### Data lines
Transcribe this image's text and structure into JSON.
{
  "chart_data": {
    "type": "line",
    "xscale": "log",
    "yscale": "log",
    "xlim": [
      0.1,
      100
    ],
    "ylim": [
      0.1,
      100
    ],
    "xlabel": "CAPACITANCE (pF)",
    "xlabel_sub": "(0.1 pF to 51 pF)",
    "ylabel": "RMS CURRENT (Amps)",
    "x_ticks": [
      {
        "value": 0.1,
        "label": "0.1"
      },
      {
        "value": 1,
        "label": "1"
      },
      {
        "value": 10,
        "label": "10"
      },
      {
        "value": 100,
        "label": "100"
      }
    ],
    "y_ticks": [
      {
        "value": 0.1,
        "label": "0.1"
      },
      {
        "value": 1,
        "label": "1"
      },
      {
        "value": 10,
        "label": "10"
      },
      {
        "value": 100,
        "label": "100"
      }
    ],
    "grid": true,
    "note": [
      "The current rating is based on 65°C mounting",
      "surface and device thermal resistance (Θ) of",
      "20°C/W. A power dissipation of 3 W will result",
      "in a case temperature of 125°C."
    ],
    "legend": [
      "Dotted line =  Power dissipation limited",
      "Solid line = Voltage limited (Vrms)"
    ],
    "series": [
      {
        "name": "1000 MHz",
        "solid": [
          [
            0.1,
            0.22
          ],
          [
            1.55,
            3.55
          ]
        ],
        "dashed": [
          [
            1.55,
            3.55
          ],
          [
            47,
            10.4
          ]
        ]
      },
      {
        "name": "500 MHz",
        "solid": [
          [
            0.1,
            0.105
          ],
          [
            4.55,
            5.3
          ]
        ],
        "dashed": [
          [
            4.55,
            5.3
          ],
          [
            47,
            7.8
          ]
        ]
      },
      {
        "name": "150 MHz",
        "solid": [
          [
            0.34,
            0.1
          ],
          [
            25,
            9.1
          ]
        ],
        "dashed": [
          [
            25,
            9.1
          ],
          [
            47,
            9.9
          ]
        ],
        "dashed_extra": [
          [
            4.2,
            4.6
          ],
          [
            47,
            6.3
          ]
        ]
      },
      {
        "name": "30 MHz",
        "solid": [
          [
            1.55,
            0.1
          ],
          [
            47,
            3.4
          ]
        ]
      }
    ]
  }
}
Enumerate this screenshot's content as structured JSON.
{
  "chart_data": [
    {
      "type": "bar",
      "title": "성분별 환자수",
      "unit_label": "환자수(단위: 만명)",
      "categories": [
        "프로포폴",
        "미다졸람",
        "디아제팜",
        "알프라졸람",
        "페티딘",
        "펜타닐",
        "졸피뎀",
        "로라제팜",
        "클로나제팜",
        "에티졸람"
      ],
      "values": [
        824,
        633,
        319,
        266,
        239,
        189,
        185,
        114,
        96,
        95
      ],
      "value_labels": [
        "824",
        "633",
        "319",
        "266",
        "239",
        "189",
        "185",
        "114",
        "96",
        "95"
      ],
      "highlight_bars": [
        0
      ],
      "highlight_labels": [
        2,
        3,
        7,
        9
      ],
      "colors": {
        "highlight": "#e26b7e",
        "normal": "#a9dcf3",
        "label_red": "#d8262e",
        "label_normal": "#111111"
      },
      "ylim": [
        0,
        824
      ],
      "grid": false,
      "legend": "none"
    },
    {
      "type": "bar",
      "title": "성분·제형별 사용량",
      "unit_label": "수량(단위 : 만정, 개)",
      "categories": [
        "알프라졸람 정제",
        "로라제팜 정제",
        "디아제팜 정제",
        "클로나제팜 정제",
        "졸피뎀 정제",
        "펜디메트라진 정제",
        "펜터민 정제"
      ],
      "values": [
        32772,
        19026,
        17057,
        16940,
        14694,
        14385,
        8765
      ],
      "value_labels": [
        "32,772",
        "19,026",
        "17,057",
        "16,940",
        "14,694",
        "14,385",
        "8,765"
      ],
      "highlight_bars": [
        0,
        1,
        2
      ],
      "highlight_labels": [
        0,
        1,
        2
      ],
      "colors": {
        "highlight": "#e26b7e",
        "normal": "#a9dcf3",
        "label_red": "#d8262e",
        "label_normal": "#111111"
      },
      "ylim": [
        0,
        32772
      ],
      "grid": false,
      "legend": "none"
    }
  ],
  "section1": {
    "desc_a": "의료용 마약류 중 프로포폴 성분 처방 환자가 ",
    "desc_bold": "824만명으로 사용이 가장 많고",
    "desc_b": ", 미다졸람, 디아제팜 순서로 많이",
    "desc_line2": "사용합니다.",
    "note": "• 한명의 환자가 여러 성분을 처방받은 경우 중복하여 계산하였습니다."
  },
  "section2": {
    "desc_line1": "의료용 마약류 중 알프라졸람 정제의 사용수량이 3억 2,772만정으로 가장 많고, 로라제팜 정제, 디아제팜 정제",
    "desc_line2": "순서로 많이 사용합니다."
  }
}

### Request
Transcribe every entry verbatim.

### Written reply
Transcribe this image's text and structure into JSON.
{
  "chart_data": {
    "type": "line",
    "xscale": "log",
    "yscale": "log",
    "xlim": [
      0.1,
      100
    ],
    "ylim": [
      0.1,
      100
    ],
    "xlabel": "CAPACITANCE (pF)",
    "xlabel_sub": "(0.1 pF to 51 pF)",
    "ylabel": "RMS CURRENT (Amps)",
    "x_ticks": [
      {
        "value": 0.1,
        "label": "0.1"
      },
      {
        "value": 1,
        "label": "1"
      },
      {
        "value": 10,
        "label": "10"
      },
      {
        "value": 100,
        "label": "100"
      }
    ],
    "y_ticks": [
      {
        "value": 0.1,
        "label": "0.1"
      },
      {
        "value": 1,
        "label": "1"
      },
      {
        "value": 10,
        "label": "10"
      },
      {
        "value": 100,
        "label": "100"
      }
    ],
    "grid": true,
    "note": [
      "The current rating is based on 65°C mounting",
      "surface and device thermal resistance (Θ) of",
      "20°C/W. A power dissipation of 3 W will result",
      "in a case temperature of 125°C."
    ],
    "legend": [
      "Dotted line =  Power dissipation limited",
      "Solid line = Voltage limited (Vrms)"
    ],
    "series": [
      {
        "name": "1000 MHz",
        "solid": [
          [
            0.1,
            0.22
          ],
          [
            1.55,
            3.55
          ]
        ],
        "dashed": [
          [
            1.55,
            3.55
          ],
          [
            47,
            10.4
          ]
        ]
      },
      {
        "name": "500 MHz",
        "solid": [
          [
            0.1,
            0.105
          ],
          [
            4.55,
            5.3
          ]
        ],
        "dashed": [
          [
            4.55,
            5.3
          ],
          [
            47,
            7.8
          ]
        ]
      },
      {
        "name": "150 MHz",
        "solid": [
          [
            0.34,
            0.1
          ],
          [
            25,
            9.1
          ]
        ],
        "dashed": [
          [
            25,
            9.1
          ],
          [
            47,
            9.9
          ]
        ],
        "dashed_extra": [
          [
            4.2,
            4.6
          ],
          [
            47,
            6.3
          ]
        ]
      },
      {
        "name": "30 MHz",
        "solid": [
          [
            1.55,
            0.1
          ],
          [
            47,
            3.4
          ]
        ]
      }
    ]
  }
}
Enumerate this screenshot's content as structured JSON.
{
  "chart_data": [
    {
      "type": "bar",
      "title": "성분별 환자수",
      "unit_label": "환자수(단위: 만명)",
      "categories": [
        "프로포폴",
        "미다졸람",
        "디아제팜",
        "알프라졸람",
        "페티딘",
        "펜타닐",
        "졸피뎀",
        "로라제팜",
        "클로나제팜",
        "에티졸람"
      ],
      "values": [
        824,
        633,
        319,
        266,
        239,
        189,
        185,
        114,
        96,
        95
      ],
      "value_labels": [
        "824",
        "633",
        "319",
        "266",
        "239",
        "189",
        "185",
        "114",
        "96",
        "95"
      ],
      "highlight_bars": [
        0
      ],
      "highlight_labels": [
        2,
        3,
        7,
        9
      ],
      "colors": {
        "highlight": "#e26b7e",
        "normal": "#a9dcf3",
        "label_red": "#d8262e",
        "label_normal": "#111111"
      },
      "ylim": [
        0,
        824
      ],
      "grid": false,
      "legend": "none"
    },
    {
      "type": "bar",
      "title": "성분·제형별 사용량",
      "unit_label": "수량(단위 : 만정, 개)",
      "categories": [
        "알프라졸람 정제",
        "로라제팜 정제",
        "디아제팜 정제",
        "클로나제팜 정제",
        "졸피뎀 정제",
        "펜디메트라진 정제",
        "펜터민 정제"
      ],
      "values": [
        32772,
        19026,
        17057,
        16940,
        14694,
        14385,
        8765
      ],
      "value_labels": [
        "32,772",
        "19,026",
        "17,057",
        "16,940",
        "14,694",
        "14,385",
        "8,765"
      ],
      "highlight_bars": [
        0,
        1,
        2
      ],
      "highlight_labels": [
        0,
        1,
        2
      ],
      "colors": {
        "highlight": "#e26b7e",
        "normal": "#a9dcf3",
        "label_red": "#d8262e",
        "label_normal": "#111111"
      },
      "ylim": [
        0,
        32772
      ],
      "grid": false,
      "legend": "none"
    }
  ],
  "section1": {
    "desc_a": "의료용 마약류 중 프로포폴 성분 처방 환자가 ",
    "desc_bold": "824만명으로 사용이 가장 많고",
    "desc_b": ", 미다졸람, 디아제팜 순서로 많이",
    "desc_line2": "사용합니다.",
    "note": "• 한명의 환자가 여러 성분을 처방받은 경우 중복하여 계산하였습니다."
  },
  "section2": {
    "desc_line1": "의료용 마약류 중 알프라졸람 정제의 사용수량이 3억 2,772만정으로 가장 많고, 로라제팜 정제, 디아제팜 정제",
    "desc_line2": "순서로 많이 사용합니다."
  }
}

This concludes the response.